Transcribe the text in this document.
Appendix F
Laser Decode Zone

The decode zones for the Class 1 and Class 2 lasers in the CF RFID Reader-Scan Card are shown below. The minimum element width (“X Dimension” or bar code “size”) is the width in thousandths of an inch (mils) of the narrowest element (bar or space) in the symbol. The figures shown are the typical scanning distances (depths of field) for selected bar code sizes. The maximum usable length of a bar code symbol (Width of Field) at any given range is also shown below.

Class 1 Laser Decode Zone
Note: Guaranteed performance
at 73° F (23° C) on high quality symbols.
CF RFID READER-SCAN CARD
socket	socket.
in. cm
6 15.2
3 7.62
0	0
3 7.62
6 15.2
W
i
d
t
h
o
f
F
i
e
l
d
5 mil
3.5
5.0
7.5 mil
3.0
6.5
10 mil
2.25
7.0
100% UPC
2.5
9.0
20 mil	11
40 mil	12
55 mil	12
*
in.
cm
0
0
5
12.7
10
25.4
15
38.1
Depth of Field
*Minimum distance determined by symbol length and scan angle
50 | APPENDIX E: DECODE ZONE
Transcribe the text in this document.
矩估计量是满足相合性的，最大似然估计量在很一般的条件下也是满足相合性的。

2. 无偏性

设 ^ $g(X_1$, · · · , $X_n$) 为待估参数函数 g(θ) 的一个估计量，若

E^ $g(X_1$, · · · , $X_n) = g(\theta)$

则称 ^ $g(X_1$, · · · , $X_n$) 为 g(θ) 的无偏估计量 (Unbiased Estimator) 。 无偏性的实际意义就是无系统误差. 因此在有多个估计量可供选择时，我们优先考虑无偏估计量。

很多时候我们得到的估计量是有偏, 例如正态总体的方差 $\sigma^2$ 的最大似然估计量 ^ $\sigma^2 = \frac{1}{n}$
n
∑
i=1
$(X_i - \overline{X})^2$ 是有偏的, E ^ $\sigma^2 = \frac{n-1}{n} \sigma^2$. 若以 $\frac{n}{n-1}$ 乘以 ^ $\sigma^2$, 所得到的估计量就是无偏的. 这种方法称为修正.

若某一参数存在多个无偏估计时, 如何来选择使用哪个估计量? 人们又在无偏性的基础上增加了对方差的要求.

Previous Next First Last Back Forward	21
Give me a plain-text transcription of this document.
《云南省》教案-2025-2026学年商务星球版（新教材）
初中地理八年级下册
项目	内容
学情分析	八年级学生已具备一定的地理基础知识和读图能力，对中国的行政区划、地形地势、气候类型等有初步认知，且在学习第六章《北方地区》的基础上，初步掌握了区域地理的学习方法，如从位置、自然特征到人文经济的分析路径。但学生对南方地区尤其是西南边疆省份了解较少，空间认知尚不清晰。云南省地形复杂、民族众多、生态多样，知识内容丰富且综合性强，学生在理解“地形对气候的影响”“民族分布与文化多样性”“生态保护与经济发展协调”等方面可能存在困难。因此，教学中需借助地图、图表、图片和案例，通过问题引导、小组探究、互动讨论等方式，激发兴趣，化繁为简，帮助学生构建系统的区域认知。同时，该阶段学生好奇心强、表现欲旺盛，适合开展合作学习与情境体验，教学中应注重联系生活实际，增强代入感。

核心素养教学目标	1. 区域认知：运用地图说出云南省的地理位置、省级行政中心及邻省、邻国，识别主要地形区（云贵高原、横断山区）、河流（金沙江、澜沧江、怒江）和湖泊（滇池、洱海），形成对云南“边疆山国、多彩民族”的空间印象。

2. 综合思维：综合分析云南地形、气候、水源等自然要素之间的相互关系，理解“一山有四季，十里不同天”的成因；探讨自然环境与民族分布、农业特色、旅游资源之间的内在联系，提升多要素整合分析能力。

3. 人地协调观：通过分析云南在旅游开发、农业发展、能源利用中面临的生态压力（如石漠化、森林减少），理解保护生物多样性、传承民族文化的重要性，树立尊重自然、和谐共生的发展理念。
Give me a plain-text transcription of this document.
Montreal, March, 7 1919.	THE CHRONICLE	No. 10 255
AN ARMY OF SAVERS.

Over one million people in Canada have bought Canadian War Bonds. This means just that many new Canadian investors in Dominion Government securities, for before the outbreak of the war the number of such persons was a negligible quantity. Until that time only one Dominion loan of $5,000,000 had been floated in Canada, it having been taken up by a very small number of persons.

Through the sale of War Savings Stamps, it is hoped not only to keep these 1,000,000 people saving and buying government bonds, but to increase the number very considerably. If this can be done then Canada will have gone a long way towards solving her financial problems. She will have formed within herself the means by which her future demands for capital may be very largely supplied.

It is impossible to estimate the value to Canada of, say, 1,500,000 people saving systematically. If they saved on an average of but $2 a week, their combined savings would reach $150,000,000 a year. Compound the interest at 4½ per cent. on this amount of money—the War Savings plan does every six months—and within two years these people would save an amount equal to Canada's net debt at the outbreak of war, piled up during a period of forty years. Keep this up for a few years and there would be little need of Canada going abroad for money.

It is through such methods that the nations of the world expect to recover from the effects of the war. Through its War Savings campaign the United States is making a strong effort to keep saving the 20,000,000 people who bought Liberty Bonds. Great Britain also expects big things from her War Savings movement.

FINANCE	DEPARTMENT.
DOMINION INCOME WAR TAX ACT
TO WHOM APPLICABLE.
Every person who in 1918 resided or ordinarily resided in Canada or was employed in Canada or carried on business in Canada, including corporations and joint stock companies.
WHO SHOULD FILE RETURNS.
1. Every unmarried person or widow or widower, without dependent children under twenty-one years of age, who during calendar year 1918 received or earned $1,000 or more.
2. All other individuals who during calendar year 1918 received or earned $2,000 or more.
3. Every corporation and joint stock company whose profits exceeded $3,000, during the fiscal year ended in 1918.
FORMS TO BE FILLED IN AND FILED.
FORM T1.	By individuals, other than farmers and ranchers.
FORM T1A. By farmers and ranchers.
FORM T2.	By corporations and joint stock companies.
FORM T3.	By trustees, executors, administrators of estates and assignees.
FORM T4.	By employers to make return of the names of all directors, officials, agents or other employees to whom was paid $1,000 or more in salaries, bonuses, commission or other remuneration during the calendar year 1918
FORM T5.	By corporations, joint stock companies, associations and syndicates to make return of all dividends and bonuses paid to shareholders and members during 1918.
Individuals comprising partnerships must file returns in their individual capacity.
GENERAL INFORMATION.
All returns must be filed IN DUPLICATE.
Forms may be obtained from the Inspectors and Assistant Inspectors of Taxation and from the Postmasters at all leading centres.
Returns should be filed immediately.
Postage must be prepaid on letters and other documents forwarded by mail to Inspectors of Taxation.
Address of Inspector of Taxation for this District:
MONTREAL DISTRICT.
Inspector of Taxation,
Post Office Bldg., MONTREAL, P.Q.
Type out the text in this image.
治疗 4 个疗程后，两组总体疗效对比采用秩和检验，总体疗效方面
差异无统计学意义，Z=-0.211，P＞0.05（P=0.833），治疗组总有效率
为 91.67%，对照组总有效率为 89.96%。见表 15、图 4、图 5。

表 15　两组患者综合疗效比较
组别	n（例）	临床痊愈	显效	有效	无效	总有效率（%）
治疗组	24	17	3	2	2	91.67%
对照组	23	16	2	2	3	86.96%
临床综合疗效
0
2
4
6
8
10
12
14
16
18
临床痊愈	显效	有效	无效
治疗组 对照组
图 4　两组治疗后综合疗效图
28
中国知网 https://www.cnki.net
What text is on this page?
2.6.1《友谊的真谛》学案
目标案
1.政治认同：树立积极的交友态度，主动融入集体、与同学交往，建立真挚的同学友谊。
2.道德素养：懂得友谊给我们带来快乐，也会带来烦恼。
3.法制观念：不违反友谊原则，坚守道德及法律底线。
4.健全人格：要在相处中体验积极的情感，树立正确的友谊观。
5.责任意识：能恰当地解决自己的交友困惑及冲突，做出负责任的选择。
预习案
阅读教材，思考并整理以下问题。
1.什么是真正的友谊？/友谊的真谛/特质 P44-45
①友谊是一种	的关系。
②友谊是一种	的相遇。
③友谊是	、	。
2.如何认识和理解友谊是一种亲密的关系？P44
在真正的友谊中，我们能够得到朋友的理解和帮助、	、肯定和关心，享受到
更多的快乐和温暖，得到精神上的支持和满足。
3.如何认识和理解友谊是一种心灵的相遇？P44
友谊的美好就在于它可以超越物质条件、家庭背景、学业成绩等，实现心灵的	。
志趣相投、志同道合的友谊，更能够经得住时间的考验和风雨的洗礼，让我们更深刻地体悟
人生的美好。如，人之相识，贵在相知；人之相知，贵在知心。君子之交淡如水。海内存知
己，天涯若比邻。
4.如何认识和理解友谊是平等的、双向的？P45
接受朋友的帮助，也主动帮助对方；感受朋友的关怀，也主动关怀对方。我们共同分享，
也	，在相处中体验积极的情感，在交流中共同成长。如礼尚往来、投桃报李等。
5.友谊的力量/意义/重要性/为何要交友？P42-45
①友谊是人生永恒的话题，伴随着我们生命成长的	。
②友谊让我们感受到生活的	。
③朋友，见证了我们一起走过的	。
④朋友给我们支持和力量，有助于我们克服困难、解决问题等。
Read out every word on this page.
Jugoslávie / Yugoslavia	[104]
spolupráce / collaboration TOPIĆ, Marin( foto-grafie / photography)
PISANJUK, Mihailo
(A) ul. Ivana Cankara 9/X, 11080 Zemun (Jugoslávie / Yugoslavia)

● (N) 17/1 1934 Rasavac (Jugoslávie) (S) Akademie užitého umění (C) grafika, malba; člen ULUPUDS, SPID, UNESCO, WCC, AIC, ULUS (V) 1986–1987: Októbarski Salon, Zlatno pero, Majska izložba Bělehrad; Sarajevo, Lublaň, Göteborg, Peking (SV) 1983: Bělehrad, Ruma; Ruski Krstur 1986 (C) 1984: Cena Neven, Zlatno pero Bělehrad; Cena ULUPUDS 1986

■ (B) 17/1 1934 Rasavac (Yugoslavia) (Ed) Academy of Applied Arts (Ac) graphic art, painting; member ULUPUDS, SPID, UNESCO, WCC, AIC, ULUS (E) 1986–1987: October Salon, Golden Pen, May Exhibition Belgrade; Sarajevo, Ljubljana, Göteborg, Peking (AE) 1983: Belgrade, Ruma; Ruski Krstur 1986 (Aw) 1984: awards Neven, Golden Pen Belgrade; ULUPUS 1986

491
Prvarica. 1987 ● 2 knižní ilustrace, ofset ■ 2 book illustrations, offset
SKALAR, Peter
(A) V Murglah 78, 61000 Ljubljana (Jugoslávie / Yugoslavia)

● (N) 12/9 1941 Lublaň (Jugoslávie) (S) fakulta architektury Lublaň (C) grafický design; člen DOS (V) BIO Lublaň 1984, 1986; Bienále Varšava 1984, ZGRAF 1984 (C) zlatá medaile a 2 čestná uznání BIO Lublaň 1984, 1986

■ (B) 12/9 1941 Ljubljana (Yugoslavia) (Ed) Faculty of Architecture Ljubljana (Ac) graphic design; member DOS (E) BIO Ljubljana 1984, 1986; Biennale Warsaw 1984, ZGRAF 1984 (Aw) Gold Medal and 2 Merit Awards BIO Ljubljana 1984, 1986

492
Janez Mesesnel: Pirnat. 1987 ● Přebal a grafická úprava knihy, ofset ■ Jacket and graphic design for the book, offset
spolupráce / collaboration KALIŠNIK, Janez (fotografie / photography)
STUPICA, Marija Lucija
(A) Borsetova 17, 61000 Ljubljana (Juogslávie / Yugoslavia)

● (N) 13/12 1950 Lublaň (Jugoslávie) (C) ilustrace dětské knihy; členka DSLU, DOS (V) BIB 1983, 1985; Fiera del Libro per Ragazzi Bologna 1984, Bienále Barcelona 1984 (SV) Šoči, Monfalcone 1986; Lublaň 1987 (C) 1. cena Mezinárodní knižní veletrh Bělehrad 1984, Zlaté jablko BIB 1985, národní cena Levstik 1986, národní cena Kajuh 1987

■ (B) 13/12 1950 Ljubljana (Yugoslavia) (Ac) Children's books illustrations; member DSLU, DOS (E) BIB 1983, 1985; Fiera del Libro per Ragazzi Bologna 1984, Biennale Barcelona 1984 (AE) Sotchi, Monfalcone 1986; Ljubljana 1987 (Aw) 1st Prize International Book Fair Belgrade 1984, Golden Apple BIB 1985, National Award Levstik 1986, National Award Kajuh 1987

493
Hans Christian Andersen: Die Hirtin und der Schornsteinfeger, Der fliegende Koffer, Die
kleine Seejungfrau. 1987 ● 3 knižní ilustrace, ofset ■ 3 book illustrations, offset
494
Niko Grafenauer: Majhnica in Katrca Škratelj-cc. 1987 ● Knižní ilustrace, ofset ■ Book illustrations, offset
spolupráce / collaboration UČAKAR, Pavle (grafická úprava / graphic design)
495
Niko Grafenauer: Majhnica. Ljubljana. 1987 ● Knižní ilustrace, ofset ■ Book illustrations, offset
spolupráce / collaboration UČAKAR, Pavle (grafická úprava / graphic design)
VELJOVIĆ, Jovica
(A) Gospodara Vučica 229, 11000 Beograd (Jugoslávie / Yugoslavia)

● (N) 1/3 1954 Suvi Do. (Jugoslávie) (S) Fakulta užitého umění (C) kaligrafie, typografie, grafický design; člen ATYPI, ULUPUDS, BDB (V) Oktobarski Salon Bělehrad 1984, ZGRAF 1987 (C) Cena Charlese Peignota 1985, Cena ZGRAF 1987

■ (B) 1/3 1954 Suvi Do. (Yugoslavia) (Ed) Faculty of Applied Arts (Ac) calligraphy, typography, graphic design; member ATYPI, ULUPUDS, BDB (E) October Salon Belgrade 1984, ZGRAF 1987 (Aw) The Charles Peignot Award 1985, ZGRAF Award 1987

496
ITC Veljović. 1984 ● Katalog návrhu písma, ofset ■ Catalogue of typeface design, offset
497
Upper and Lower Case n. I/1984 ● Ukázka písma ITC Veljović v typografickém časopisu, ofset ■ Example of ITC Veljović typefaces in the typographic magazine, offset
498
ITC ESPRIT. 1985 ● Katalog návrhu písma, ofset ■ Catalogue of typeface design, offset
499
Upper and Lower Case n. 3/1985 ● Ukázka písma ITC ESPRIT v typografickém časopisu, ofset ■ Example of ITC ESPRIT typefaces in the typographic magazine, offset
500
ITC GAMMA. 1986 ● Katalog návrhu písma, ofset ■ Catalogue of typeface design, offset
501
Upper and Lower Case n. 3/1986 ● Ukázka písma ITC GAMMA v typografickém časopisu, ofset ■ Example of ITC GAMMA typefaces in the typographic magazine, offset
===============
Brief >> From the records, copy every line that has the string "typefaces" in it.

Answer to the task >>
Upper and Lower Case n. I/1984 ● Ukázka písma ITC Veljović v typografickém časopisu, ofset ■ Example of ITC Veljović typefaces in the typographic magazine, offset
Upper and Lower Case n. 3/1985 ● Ukázka písma ITC ESPRIT v typografickém časopisu, ofset ■ Example of ITC ESPRIT typefaces in the typographic magazine, offset
Upper and Lower Case n. 3/1986 ● Ukázka písma ITC GAMMA v typografickém časopisu, ofset ■ Example of ITC GAMMA typefaces in the typographic magazine, offset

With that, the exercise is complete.